◆ PROBLEM DETAILS: The records below should be written out again, exactly.

◆ GIVEN INFORMATION:

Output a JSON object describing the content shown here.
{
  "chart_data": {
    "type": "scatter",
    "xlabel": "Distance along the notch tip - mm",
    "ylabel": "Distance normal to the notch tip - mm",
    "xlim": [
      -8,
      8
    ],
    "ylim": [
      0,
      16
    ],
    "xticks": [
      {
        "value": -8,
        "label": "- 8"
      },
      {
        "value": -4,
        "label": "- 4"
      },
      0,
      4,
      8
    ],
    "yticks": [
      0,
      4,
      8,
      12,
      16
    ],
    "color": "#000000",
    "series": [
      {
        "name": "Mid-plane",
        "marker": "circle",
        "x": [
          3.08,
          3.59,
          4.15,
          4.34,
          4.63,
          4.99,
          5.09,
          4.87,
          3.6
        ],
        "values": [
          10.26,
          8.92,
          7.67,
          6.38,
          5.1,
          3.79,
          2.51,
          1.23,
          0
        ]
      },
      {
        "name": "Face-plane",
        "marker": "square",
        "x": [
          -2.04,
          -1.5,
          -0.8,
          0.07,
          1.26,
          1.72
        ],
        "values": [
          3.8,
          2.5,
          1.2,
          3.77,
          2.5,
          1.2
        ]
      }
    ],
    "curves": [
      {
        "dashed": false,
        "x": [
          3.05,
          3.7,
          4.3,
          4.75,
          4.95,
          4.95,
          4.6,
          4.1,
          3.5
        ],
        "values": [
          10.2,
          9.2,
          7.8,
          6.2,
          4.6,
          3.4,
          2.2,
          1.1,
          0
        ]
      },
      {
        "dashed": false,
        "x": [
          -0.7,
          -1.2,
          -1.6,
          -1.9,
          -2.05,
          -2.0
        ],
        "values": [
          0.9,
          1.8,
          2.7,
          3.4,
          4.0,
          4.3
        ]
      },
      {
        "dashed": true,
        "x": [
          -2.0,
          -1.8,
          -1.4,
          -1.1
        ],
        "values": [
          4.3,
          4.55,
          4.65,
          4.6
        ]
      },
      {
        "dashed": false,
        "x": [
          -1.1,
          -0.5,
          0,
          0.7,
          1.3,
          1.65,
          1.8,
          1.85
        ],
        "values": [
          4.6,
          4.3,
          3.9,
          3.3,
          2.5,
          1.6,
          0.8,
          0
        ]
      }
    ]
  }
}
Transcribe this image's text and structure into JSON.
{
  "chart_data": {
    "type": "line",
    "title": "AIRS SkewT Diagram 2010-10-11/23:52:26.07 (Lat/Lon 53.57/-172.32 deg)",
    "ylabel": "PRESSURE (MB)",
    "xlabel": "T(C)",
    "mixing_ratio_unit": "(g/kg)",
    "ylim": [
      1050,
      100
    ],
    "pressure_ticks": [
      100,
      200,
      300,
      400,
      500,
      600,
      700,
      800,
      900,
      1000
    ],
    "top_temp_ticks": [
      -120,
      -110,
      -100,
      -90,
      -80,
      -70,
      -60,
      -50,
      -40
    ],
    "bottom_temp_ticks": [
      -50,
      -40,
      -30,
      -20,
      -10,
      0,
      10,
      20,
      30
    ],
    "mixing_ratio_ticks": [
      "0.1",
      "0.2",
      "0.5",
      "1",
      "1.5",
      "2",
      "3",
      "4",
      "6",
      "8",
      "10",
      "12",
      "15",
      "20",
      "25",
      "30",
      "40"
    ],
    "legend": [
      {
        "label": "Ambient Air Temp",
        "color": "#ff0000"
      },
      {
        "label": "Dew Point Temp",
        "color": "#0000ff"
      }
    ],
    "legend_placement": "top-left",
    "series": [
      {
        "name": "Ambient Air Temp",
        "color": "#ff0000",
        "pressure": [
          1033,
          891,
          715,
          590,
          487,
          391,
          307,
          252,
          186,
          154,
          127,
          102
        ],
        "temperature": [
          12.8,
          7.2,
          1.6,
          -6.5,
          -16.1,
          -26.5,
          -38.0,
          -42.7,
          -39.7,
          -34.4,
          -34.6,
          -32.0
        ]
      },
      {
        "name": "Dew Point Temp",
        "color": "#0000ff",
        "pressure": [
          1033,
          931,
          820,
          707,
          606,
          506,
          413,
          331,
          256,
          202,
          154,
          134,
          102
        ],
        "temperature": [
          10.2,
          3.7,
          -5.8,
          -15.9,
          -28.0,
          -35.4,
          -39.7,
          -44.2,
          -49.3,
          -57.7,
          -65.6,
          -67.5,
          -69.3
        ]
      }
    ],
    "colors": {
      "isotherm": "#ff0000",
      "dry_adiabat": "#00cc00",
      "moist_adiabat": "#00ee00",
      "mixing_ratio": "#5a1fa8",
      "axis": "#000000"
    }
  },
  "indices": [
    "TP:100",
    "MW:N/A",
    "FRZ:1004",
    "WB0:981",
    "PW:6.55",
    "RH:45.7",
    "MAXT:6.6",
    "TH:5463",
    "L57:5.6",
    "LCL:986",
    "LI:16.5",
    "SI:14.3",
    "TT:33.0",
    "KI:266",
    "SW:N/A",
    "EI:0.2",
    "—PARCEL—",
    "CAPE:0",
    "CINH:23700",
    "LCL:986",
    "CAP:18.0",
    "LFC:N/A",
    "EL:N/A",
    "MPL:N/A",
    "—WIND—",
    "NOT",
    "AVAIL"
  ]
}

◆ ANSWER IN FULL:
Output a JSON object describing the content shown here.
{
  "chart_data": {
    "type": "scatter",
    "xlabel": "Distance along the notch tip - mm",
    "ylabel": "Distance normal to the notch tip - mm",
    "xlim": [
      -8,
      8
    ],
    "ylim": [
      0,
      16
    ],
    "xticks": [
      {
        "value": -8,
        "label": "- 8"
      },
      {
        "value": -4,
        "label": "- 4"
      },
      0,
      4,
      8
    ],
    "yticks": [
      0,
      4,
      8,
      12,
      16
    ],
    "color": "#000000",
    "series": [
      {
        "name": "Mid-plane",
        "marker": "circle",
        "x": [
          3.08,
          3.59,
          4.15,
          4.34,
          4.63,
          4.99,
          5.09,
          4.87,
          3.6
        ],
        "values": [
          10.26,
          8.92,
          7.67,
          6.38,
          5.1,
          3.79,
          2.51,
          1.23,
          0
        ]
      },
      {
        "name": "Face-plane",
        "marker": "square",
        "x": [
          -2.04,
          -1.5,
          -0.8,
          0.07,
          1.26,
          1.72
        ],
        "values": [
          3.8,
          2.5,
          1.2,
          3.77,
          2.5,
          1.2
        ]
      }
    ],
    "curves": [
      {
        "dashed": false,
        "x": [
          3.05,
          3.7,
          4.3,
          4.75,
          4.95,
          4.95,
          4.6,
          4.1,
          3.5
        ],
        "values": [
          10.2,
          9.2,
          7.8,
          6.2,
          4.6,
          3.4,
          2.2,
          1.1,
          0
        ]
      },
      {
        "dashed": false,
        "x": [
          -0.7,
          -1.2,
          -1.6,
          -1.9,
          -2.05,
          -2.0
        ],
        "values": [
          0.9,
          1.8,
          2.7,
          3.4,
          4.0,
          4.3
        ]
      },
      {
        "dashed": true,
        "x": [
          -2.0,
          -1.8,
          -1.4,
          -1.1
        ],
        "values": [
          4.3,
          4.55,
          4.65,
          4.6
        ]
      },
      {
        "dashed": false,
        "x": [
          -1.1,
          -0.5,
          0,
          0.7,
          1.3,
          1.65,
          1.8,
          1.85
        ],
        "values": [
          4.6,
          4.3,
          3.9,
          3.3,
          2.5,
          1.6,
          0.8,
          0
        ]
      }
    ]
  }
}
Transcribe this image's text and structure into JSON.
{
  "chart_data": {
    "type": "line",
    "title": "AIRS SkewT Diagram 2010-10-11/23:52:26.07 (Lat/Lon 53.57/-172.32 deg)",
    "ylabel": "PRESSURE (MB)",
    "xlabel": "T(C)",
    "mixing_ratio_unit": "(g/kg)",
    "ylim": [
      1050,
      100
    ],
    "pressure_ticks": [
      100,
      200,
      300,
      400,
      500,
      600,
      700,
      800,
      900,
      1000
    ],
    "top_temp_ticks": [
      -120,
      -110,
      -100,
      -90,
      -80,
      -70,
      -60,
      -50,
      -40
    ],
    "bottom_temp_ticks": [
      -50,
      -40,
      -30,
      -20,
      -10,
      0,
      10,
      20,
      30
    ],
    "mixing_ratio_ticks": [
      "0.1",
      "0.2",
      "0.5",
      "1",
      "1.5",
      "2",
      "3",
      "4",
      "6",
      "8",
      "10",
      "12",
      "15",
      "20",
      "25",
      "30",
      "40"
    ],
    "legend": [
      {
        "label": "Ambient Air Temp",
        "color": "#ff0000"
      },
      {
        "label": "Dew Point Temp",
        "color": "#0000ff"
      }
    ],
    "legend_placement": "top-left",
    "series": [
      {
        "name": "Ambient Air Temp",
        "color": "#ff0000",
        "pressure": [
          1033,
          891,
          715,
          590,
          487,
          391,
          307,
          252,
          186,
          154,
          127,
          102
        ],
        "temperature": [
          12.8,
          7.2,
          1.6,
          -6.5,
          -16.1,
          -26.5,
          -38.0,
          -42.7,
          -39.7,
          -34.4,
          -34.6,
          -32.0
        ]
      },
      {
        "name": "Dew Point Temp",
        "color": "#0000ff",
        "pressure": [
          1033,
          931,
          820,
          707,
          606,
          506,
          413,
          331,
          256,
          202,
          154,
          134,
          102
        ],
        "temperature": [
          10.2,
          3.7,
          -5.8,
          -15.9,
          -28.0,
          -35.4,
          -39.7,
          -44.2,
          -49.3,
          -57.7,
          -65.6,
          -67.5,
          -69.3
        ]
      }
    ],
    "colors": {
      "isotherm": "#ff0000",
      "dry_adiabat": "#00cc00",
      "moist_adiabat": "#00ee00",
      "mixing_ratio": "#5a1fa8",
      "axis": "#000000"
    }
  },
  "indices": [
    "TP:100",
    "MW:N/A",
    "FRZ:1004",
    "WB0:981",
    "PW:6.55",
    "RH:45.7",
    "MAXT:6.6",
    "TH:5463",
    "L57:5.6",
    "LCL:986",
    "LI:16.5",
    "SI:14.3",
    "TT:33.0",
    "KI:266",
    "SW:N/A",
    "EI:0.2",
    "—PARCEL—",
    "CAPE:0",
    "CINH:23700",
    "LCL:986",
    "CAP:18.0",
    "LFC:N/A",
    "EL:N/A",
    "MPL:N/A",
    "—WIND—",
    "NOT",
    "AVAIL"
  ]
}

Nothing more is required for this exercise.